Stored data
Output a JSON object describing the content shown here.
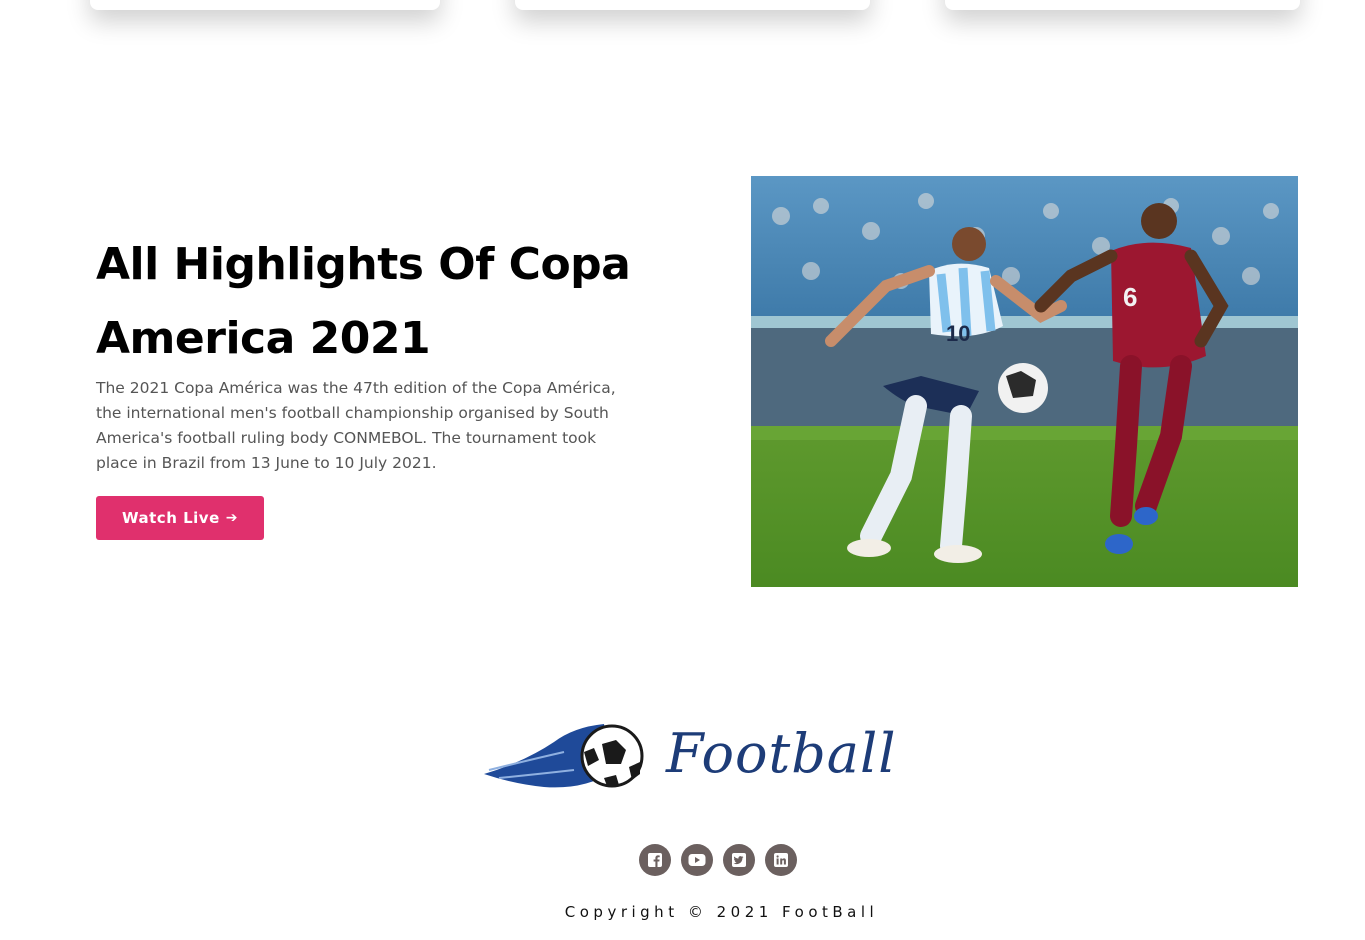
{
  "hero": {
    "title": "All Highlights Of Copa America 2021",
    "description": "The 2021 Copa América was the 47th edition of the Copa América, the international men's football championship organised by South America's football ruling body CONMEBOL. The tournament took place in Brazil from 13 June to 10 July 2021.",
    "button_label": "Watch Live",
    "button_icon": "arrow-right-icon",
    "accent_color": "#e0306d"
  },
  "photo": {
    "player_left_number": "10",
    "player_right_number": "6"
  },
  "footer": {
    "logo_text": "Football",
    "social_icons": [
      "facebook-icon",
      "youtube-icon",
      "twitter-icon",
      "linkedin-icon"
    ],
    "copyright": "Copyright © 2021 FootBall"
  }
}
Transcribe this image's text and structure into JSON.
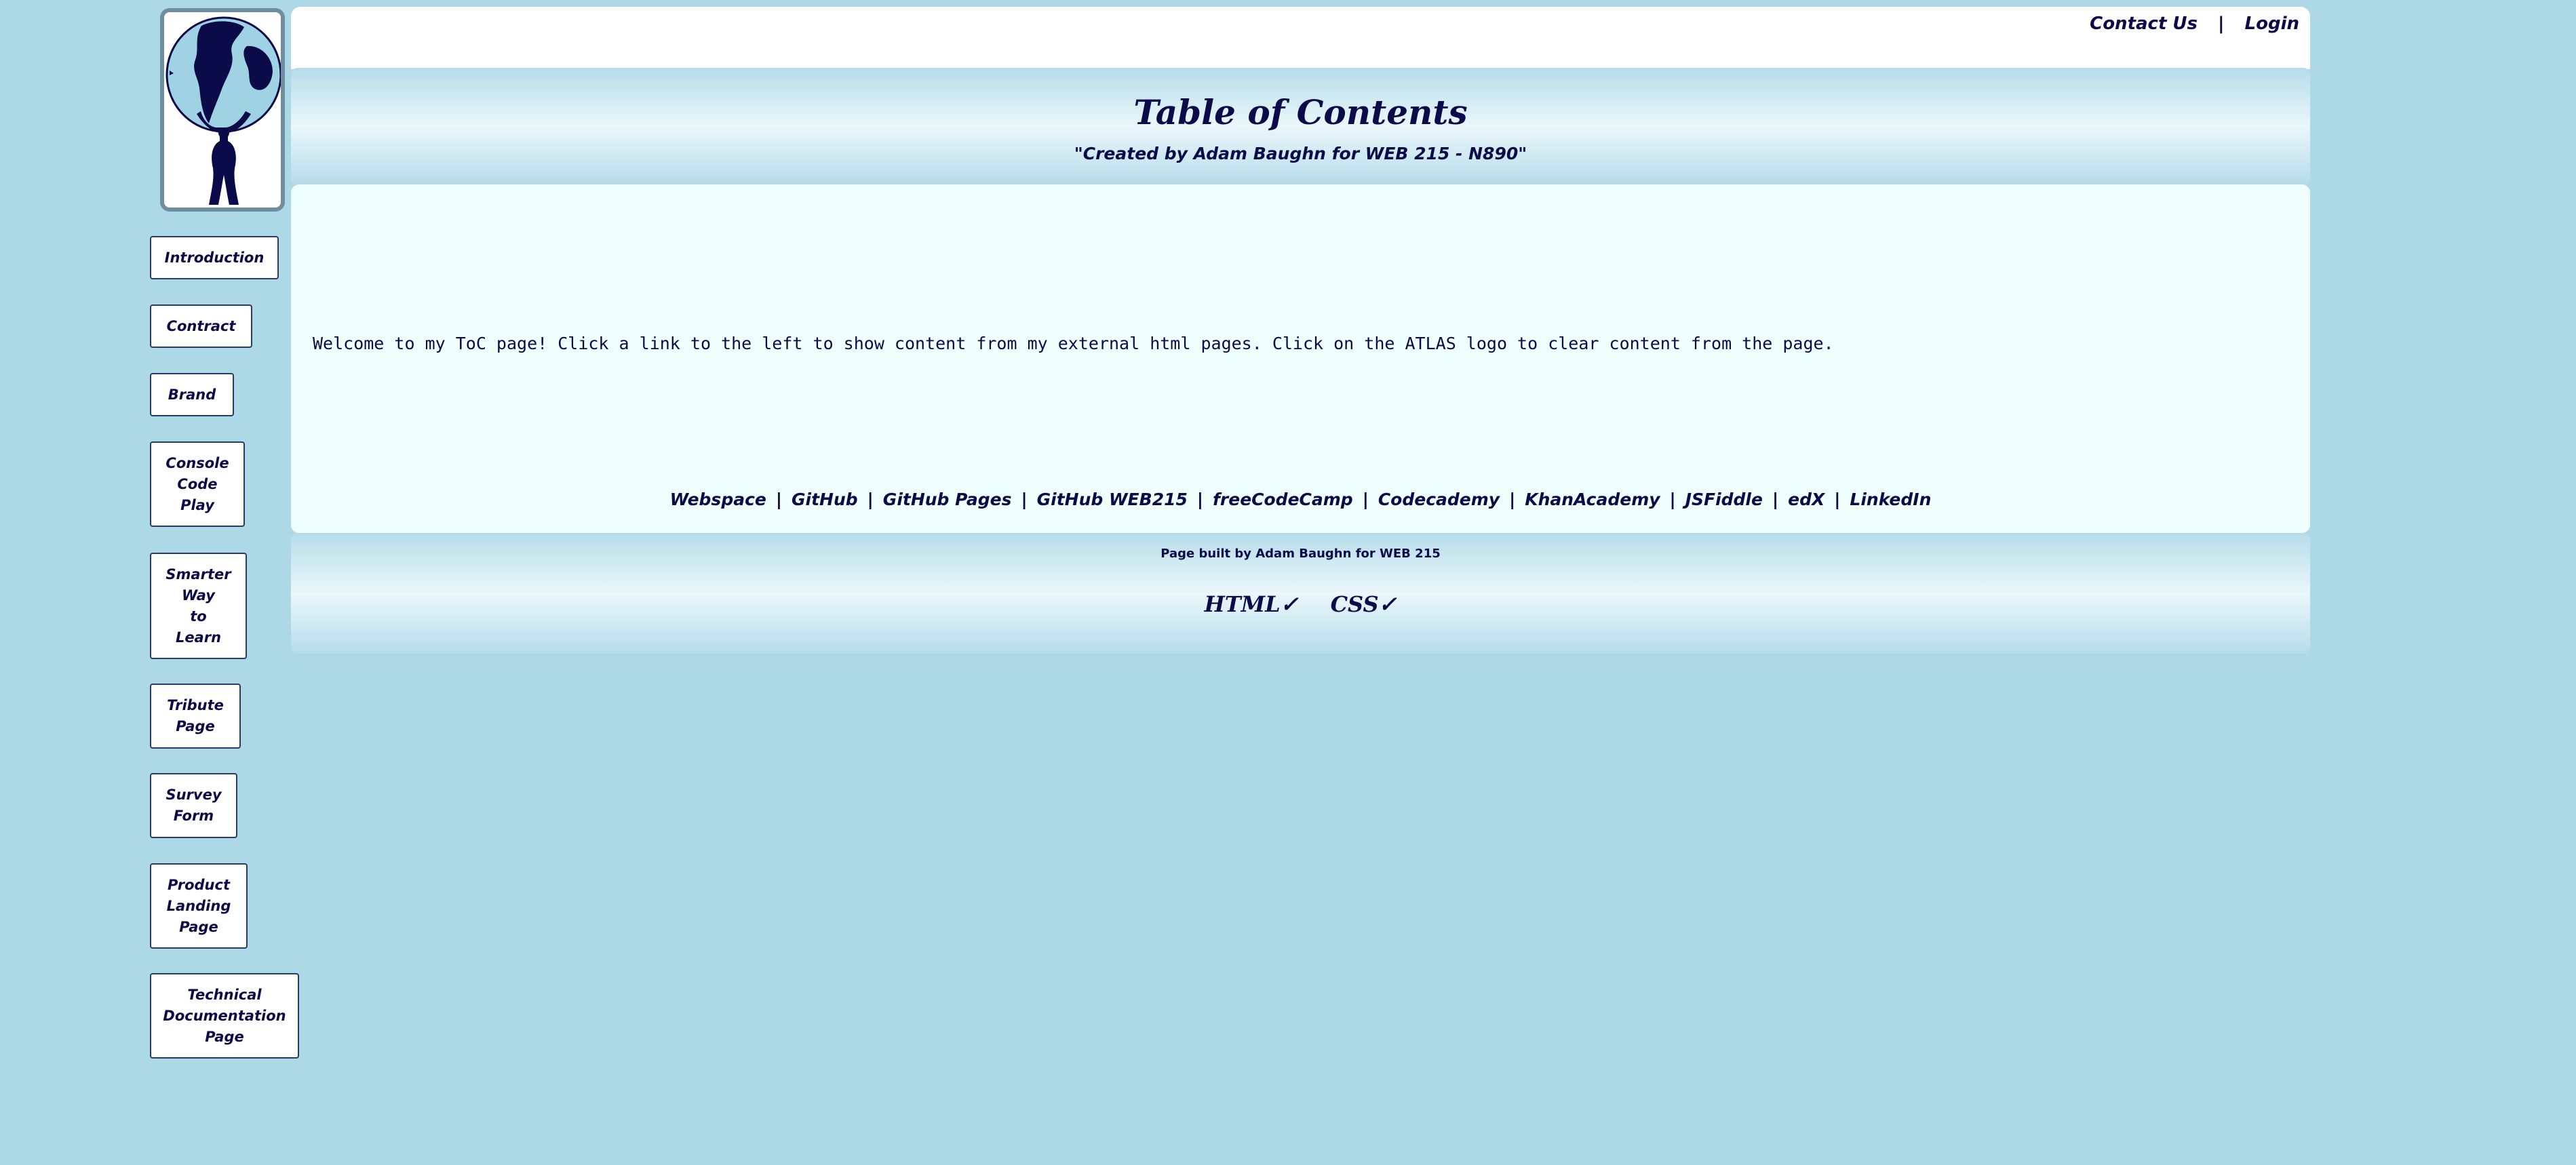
{
  "logo": {
    "icon": "atlas-globe-icon"
  },
  "nav": {
    "items": [
      {
        "label": "Introduction"
      },
      {
        "label": "Contract"
      },
      {
        "label": "Brand"
      },
      {
        "label": "Console\nCode\nPlay"
      },
      {
        "label": "Smarter\nWay\nto\nLearn"
      },
      {
        "label": "Tribute\nPage"
      },
      {
        "label": "Survey\nForm"
      },
      {
        "label": "Product\nLanding\nPage"
      },
      {
        "label": "Technical\nDocumentation\nPage"
      }
    ]
  },
  "topbar": {
    "contact": "Contact Us",
    "separator": "|",
    "login": "Login"
  },
  "header": {
    "title": "Table of Contents",
    "subtitle": "\"Created by Adam Baughn for WEB 215 - N890\""
  },
  "main": {
    "welcome": "Welcome to my ToC page! Click a link to the left to show content from my external html pages. Click on the ATLAS logo to clear content from the page."
  },
  "external_links": {
    "separator": "|",
    "items": [
      {
        "label": "Webspace"
      },
      {
        "label": "GitHub"
      },
      {
        "label": "GitHub Pages"
      },
      {
        "label": "GitHub WEB215"
      },
      {
        "label": "freeCodeCamp"
      },
      {
        "label": "Codecademy"
      },
      {
        "label": "KhanAcademy"
      },
      {
        "label": "JSFiddle"
      },
      {
        "label": "edX"
      },
      {
        "label": "LinkedIn"
      }
    ]
  },
  "footer": {
    "built_by": "Page built by Adam Baughn for WEB 215",
    "html_validator": "HTML✓",
    "css_validator": "CSS✓"
  },
  "colors": {
    "background": "#add8e6",
    "text": "#0b0b4a",
    "panel": "#effffe"
  }
}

**THE EXERCISE**
In this exercise, set down all of the data exactly, without the pictures.

**EXERCISE SOLUTION**
Output a JSON object describing the content shown here.
{
  "hero": {
    "title": "All Highlights Of Copa America 2021",
    "description": "The 2021 Copa América was the 47th edition of the Copa América, the international men's football championship organised by South America's football ruling body CONMEBOL. The tournament took place in Brazil from 13 June to 10 July 2021.",
    "button_label": "Watch Live",
    "button_icon": "arrow-right-icon",
    "accent_color": "#e0306d"
  },
  "photo": {
    "player_left_number": "10",
    "player_right_number": "6"
  },
  "footer": {
    "logo_text": "Football",
    "social_icons": [
      "facebook-icon",
      "youtube-icon",
      "twitter-icon",
      "linkedin-icon"
    ],
    "copyright": "Copyright © 2021 FootBall"
  }
}
Transcribe this image's text and structure into JSON.
{
  "logo": {
    "icon": "atlas-globe-icon"
  },
  "nav": {
    "items": [
      {
        "label": "Introduction"
      },
      {
        "label": "Contract"
      },
      {
        "label": "Brand"
      },
      {
        "label": "Console\nCode\nPlay"
      },
      {
        "label": "Smarter\nWay\nto\nLearn"
      },
      {
        "label": "Tribute\nPage"
      },
      {
        "label": "Survey\nForm"
      },
      {
        "label": "Product\nLanding\nPage"
      },
      {
        "label": "Technical\nDocumentation\nPage"
      }
    ]
  },
  "topbar": {
    "contact": "Contact Us",
    "separator": "|",
    "login": "Login"
  },
  "header": {
    "title": "Table of Contents",
    "subtitle": "\"Created by Adam Baughn for WEB 215 - N890\""
  },
  "main": {
    "welcome": "Welcome to my ToC page! Click a link to the left to show content from my external html pages. Click on the ATLAS logo to clear content from the page."
  },
  "external_links": {
    "separator": "|",
    "items": [
      {
        "label": "Webspace"
      },
      {
        "label": "GitHub"
      },
      {
        "label": "GitHub Pages"
      },
      {
        "label": "GitHub WEB215"
      },
      {
        "label": "freeCodeCamp"
      },
      {
        "label": "Codecademy"
      },
      {
        "label": "KhanAcademy"
      },
      {
        "label": "JSFiddle"
      },
      {
        "label": "edX"
      },
      {
        "label": "LinkedIn"
      }
    ]
  },
  "footer": {
    "built_by": "Page built by Adam Baughn for WEB 215",
    "html_validator": "HTML✓",
    "css_validator": "CSS✓"
  },
  "colors": {
    "background": "#add8e6",
    "text": "#0b0b4a",
    "panel": "#effffe"
  }
}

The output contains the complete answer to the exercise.